» GIVEN INSTRUCTION
Write out the material exactly. Do not include the pictures.

» DATA PROVIDED
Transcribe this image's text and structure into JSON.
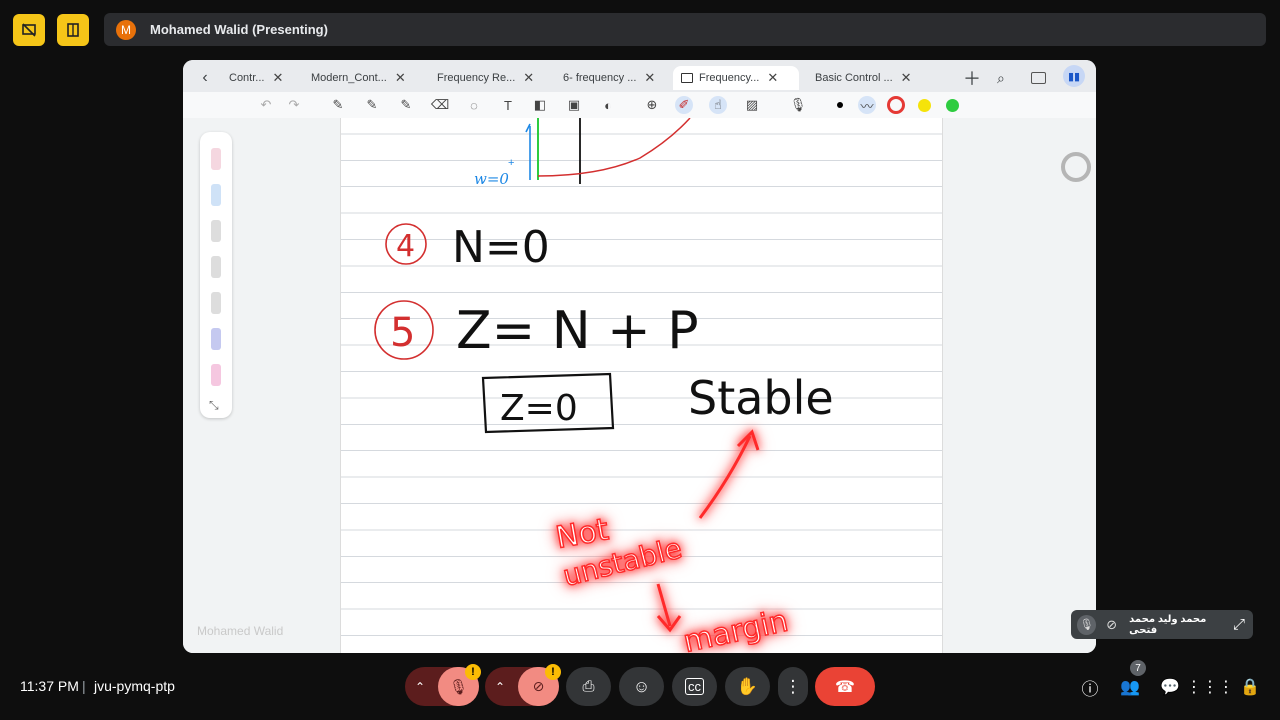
{
  "top": {
    "presenter_initial": "M",
    "presenter_label": "Mohamed Walid (Presenting)"
  },
  "tabs": [
    {
      "label": "Contr..."
    },
    {
      "label": "Modern_Cont..."
    },
    {
      "label": "Frequency Re..."
    },
    {
      "label": "6- frequency ..."
    },
    {
      "label": "Frequency..."
    },
    {
      "label": "Basic Control ..."
    }
  ],
  "colors": {
    "accent": "#f5c518",
    "end_call": "#ea4335",
    "ink_red": "#e53935",
    "ink_blue": "#1e88e5",
    "ink_green": "#2ecc40"
  },
  "whiteboard": {
    "omega_label": "w=0",
    "omega_sup": "+",
    "item4_num": "4",
    "item4_text": "N=0",
    "item5_num": "5",
    "item5_text": "Z= N + P",
    "boxed": "Z=0",
    "stable": "Stable",
    "not_unstable_1": "Not",
    "not_unstable_2": "unstable",
    "margin": "margin"
  },
  "watermark": "Mohamed Walid",
  "self_tile": {
    "name": "محمد وليد محمد فتحى"
  },
  "bottom": {
    "time": "11:37 PM",
    "separator": "|",
    "meeting_code": "jvu-pymq-ptp",
    "participants_count": "7",
    "mic_warning": "!",
    "cam_warning": "!"
  }
}
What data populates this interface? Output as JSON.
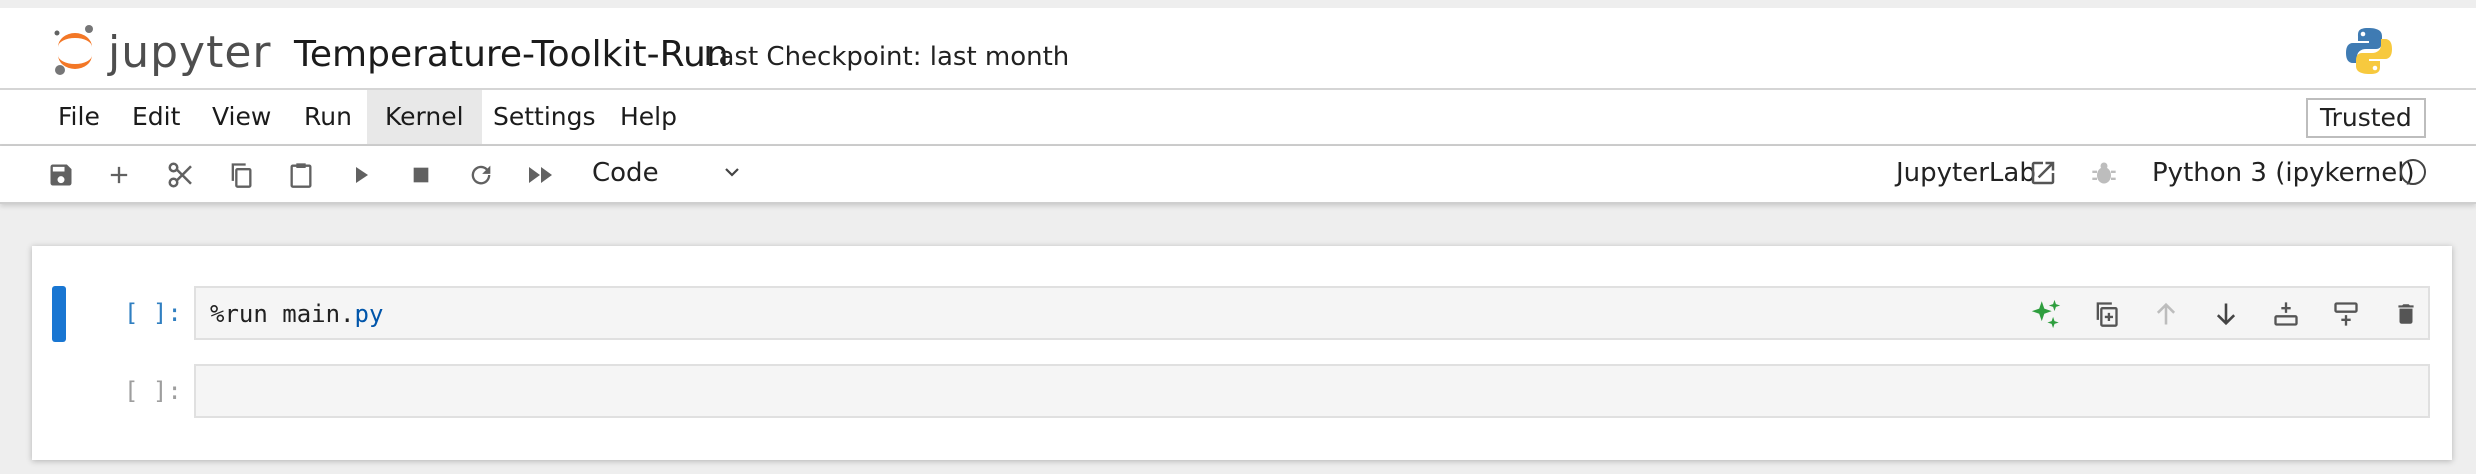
{
  "header": {
    "logo_text": "jupyter",
    "notebook_title": "Temperature-Toolkit-Run",
    "checkpoint": "Last Checkpoint: last month",
    "logo_icon": "jupyter-logo-icon",
    "kernel_logo_icon": "python-logo-icon"
  },
  "menu": {
    "items": [
      "File",
      "Edit",
      "View",
      "Run",
      "Kernel",
      "Settings",
      "Help"
    ],
    "active": "Kernel",
    "trusted_label": "Trusted"
  },
  "toolbar": {
    "buttons": [
      "save-icon",
      "add-cell-icon",
      "cut-icon",
      "copy-icon",
      "paste-icon",
      "run-icon",
      "stop-icon",
      "restart-icon",
      "fast-forward-icon"
    ],
    "cell_type": "Code",
    "open_in": "JupyterLab",
    "kernel_name": "Python 3 (ipykernel)",
    "kernel_status": "idle"
  },
  "cells": [
    {
      "prompt": "[ ]:",
      "code_plain": "%run main.",
      "code_ext": "py",
      "active": true
    },
    {
      "prompt": "[ ]:",
      "code_plain": "",
      "code_ext": "",
      "active": false
    }
  ],
  "cell_toolbar": [
    "sparkle-ai-icon",
    "duplicate-icon",
    "move-up-icon",
    "move-down-icon",
    "insert-above-icon",
    "insert-below-icon",
    "delete-icon"
  ],
  "colors": {
    "accent": "#1976d2",
    "jupyter_orange": "#f37726",
    "prompt_active": "#307fc1",
    "ai_green": "#2e9e3e"
  }
}
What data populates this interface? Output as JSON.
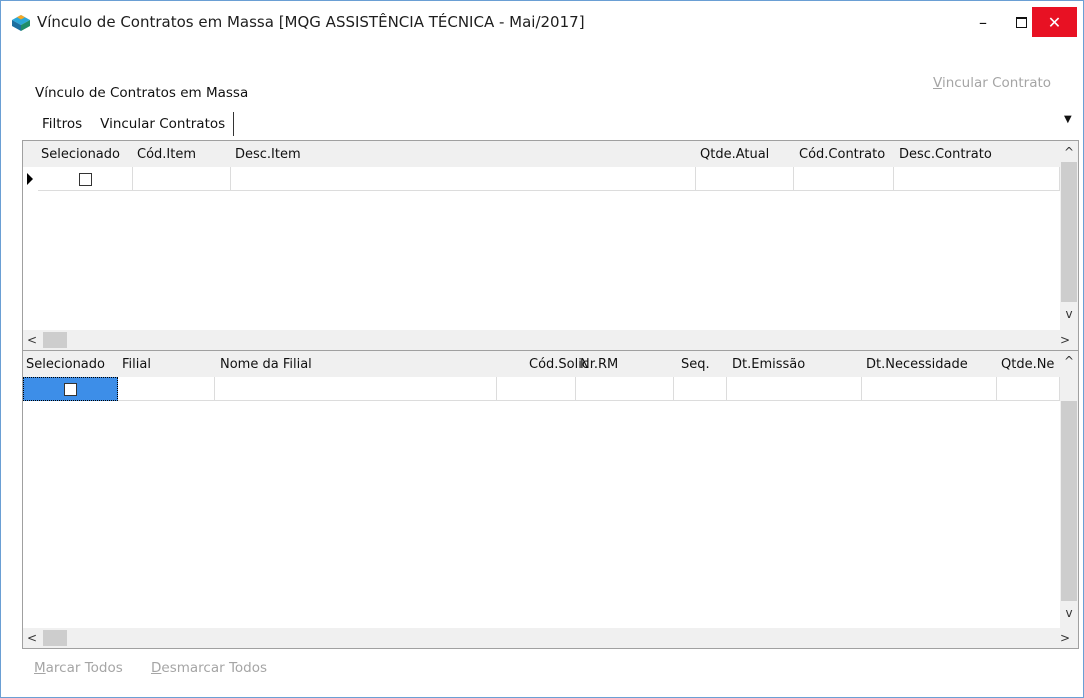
{
  "window": {
    "title": "Vínculo de Contratos em Massa [MQG ASSISTÊNCIA TÉCNICA - Mai/2017]",
    "minimize": "–",
    "close": "✕"
  },
  "page_title": "Vínculo de Contratos em Massa",
  "vincular_contrato": {
    "mnemonic": "V",
    "rest": "incular Contrato"
  },
  "tabs": [
    {
      "label": "Filtros"
    },
    {
      "label": "Vincular Contratos"
    }
  ],
  "grid1": {
    "columns": [
      "Selecionado",
      "Cód.Item",
      "Desc.Item",
      "Qtde.Atual",
      "Cód.Contrato",
      "Desc.Contrato"
    ]
  },
  "grid2": {
    "columns": [
      "Selecionado",
      "Filial",
      "Nome da Filial",
      "Cód.Solic",
      "Nr.RM",
      "Seq.",
      "Dt.Emissão",
      "Dt.Necessidade",
      "Qtde.Ne"
    ]
  },
  "scroll_glyphs": {
    "up": "^",
    "down": "v",
    "left": "<",
    "right": ">"
  },
  "footer": {
    "marcar": {
      "mnemonic": "M",
      "rest": "arcar Todos"
    },
    "desmarcar": {
      "mnemonic": "D",
      "rest": "esmarcar Todos"
    }
  },
  "colors": {
    "border": "#6a9fd4",
    "close": "#e81123",
    "selected": "#3d8ee8",
    "disabled_text": "#a5a5a5"
  }
}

» TASK RESPONSE
Transcribe this image's text and structure into JSON.
{
  "top": {
    "presenter_initial": "M",
    "presenter_label": "Mohamed Walid (Presenting)"
  },
  "tabs": [
    {
      "label": "Contr..."
    },
    {
      "label": "Modern_Cont..."
    },
    {
      "label": "Frequency Re..."
    },
    {
      "label": "6- frequency ..."
    },
    {
      "label": "Frequency..."
    },
    {
      "label": "Basic Control ..."
    }
  ],
  "colors": {
    "accent": "#f5c518",
    "end_call": "#ea4335",
    "ink_red": "#e53935",
    "ink_blue": "#1e88e5",
    "ink_green": "#2ecc40"
  },
  "whiteboard": {
    "omega_label": "w=0",
    "omega_sup": "+",
    "item4_num": "4",
    "item4_text": "N=0",
    "item5_num": "5",
    "item5_text": "Z= N + P",
    "boxed": "Z=0",
    "stable": "Stable",
    "not_unstable_1": "Not",
    "not_unstable_2": "unstable",
    "margin": "margin"
  },
  "watermark": "Mohamed Walid",
  "self_tile": {
    "name": "محمد وليد محمد فتحى"
  },
  "bottom": {
    "time": "11:37 PM",
    "separator": "|",
    "meeting_code": "jvu-pymq-ptp",
    "participants_count": "7",
    "mic_warning": "!",
    "cam_warning": "!"
  }
}
What data populates this interface? Output as JSON.
{
  "header": {
    "logo_text": "jupyter",
    "notebook_title": "Temperature-Toolkit-Run",
    "checkpoint": "Last Checkpoint: last month",
    "logo_icon": "jupyter-logo-icon",
    "kernel_logo_icon": "python-logo-icon"
  },
  "menu": {
    "items": [
      "File",
      "Edit",
      "View",
      "Run",
      "Kernel",
      "Settings",
      "Help"
    ],
    "active": "Kernel",
    "trusted_label": "Trusted"
  },
  "toolbar": {
    "buttons": [
      "save-icon",
      "add-cell-icon",
      "cut-icon",
      "copy-icon",
      "paste-icon",
      "run-icon",
      "stop-icon",
      "restart-icon",
      "fast-forward-icon"
    ],
    "cell_type": "Code",
    "open_in": "JupyterLab",
    "kernel_name": "Python 3 (ipykernel)",
    "kernel_status": "idle"
  },
  "cells": [
    {
      "prompt": "[ ]:",
      "code_plain": "%run main.",
      "code_ext": "py",
      "active": true
    },
    {
      "prompt": "[ ]:",
      "code_plain": "",
      "code_ext": "",
      "active": false
    }
  ],
  "cell_toolbar": [
    "sparkle-ai-icon",
    "duplicate-icon",
    "move-up-icon",
    "move-down-icon",
    "insert-above-icon",
    "insert-below-icon",
    "delete-icon"
  ],
  "colors": {
    "accent": "#1976d2",
    "jupyter_orange": "#f37726",
    "prompt_active": "#307fc1",
    "ai_green": "#2e9e3e"
  }
}
What data populates this interface? Output as JSON.
{
  "window": {
    "title": "Vínculo de Contratos em Massa [MQG ASSISTÊNCIA TÉCNICA - Mai/2017]",
    "minimize": "–",
    "close": "✕"
  },
  "page_title": "Vínculo de Contratos em Massa",
  "vincular_contrato": {
    "mnemonic": "V",
    "rest": "incular Contrato"
  },
  "tabs": [
    {
      "label": "Filtros"
    },
    {
      "label": "Vincular Contratos"
    }
  ],
  "grid1": {
    "columns": [
      "Selecionado",
      "Cód.Item",
      "Desc.Item",
      "Qtde.Atual",
      "Cód.Contrato",
      "Desc.Contrato"
    ]
  },
  "grid2": {
    "columns": [
      "Selecionado",
      "Filial",
      "Nome da Filial",
      "Cód.Solic",
      "Nr.RM",
      "Seq.",
      "Dt.Emissão",
      "Dt.Necessidade",
      "Qtde.Ne"
    ]
  },
  "scroll_glyphs": {
    "up": "^",
    "down": "v",
    "left": "<",
    "right": ">"
  },
  "footer": {
    "marcar": {
      "mnemonic": "M",
      "rest": "arcar Todos"
    },
    "desmarcar": {
      "mnemonic": "D",
      "rest": "esmarcar Todos"
    }
  },
  "colors": {
    "border": "#6a9fd4",
    "close": "#e81123",
    "selected": "#3d8ee8",
    "disabled_text": "#a5a5a5"
  }
}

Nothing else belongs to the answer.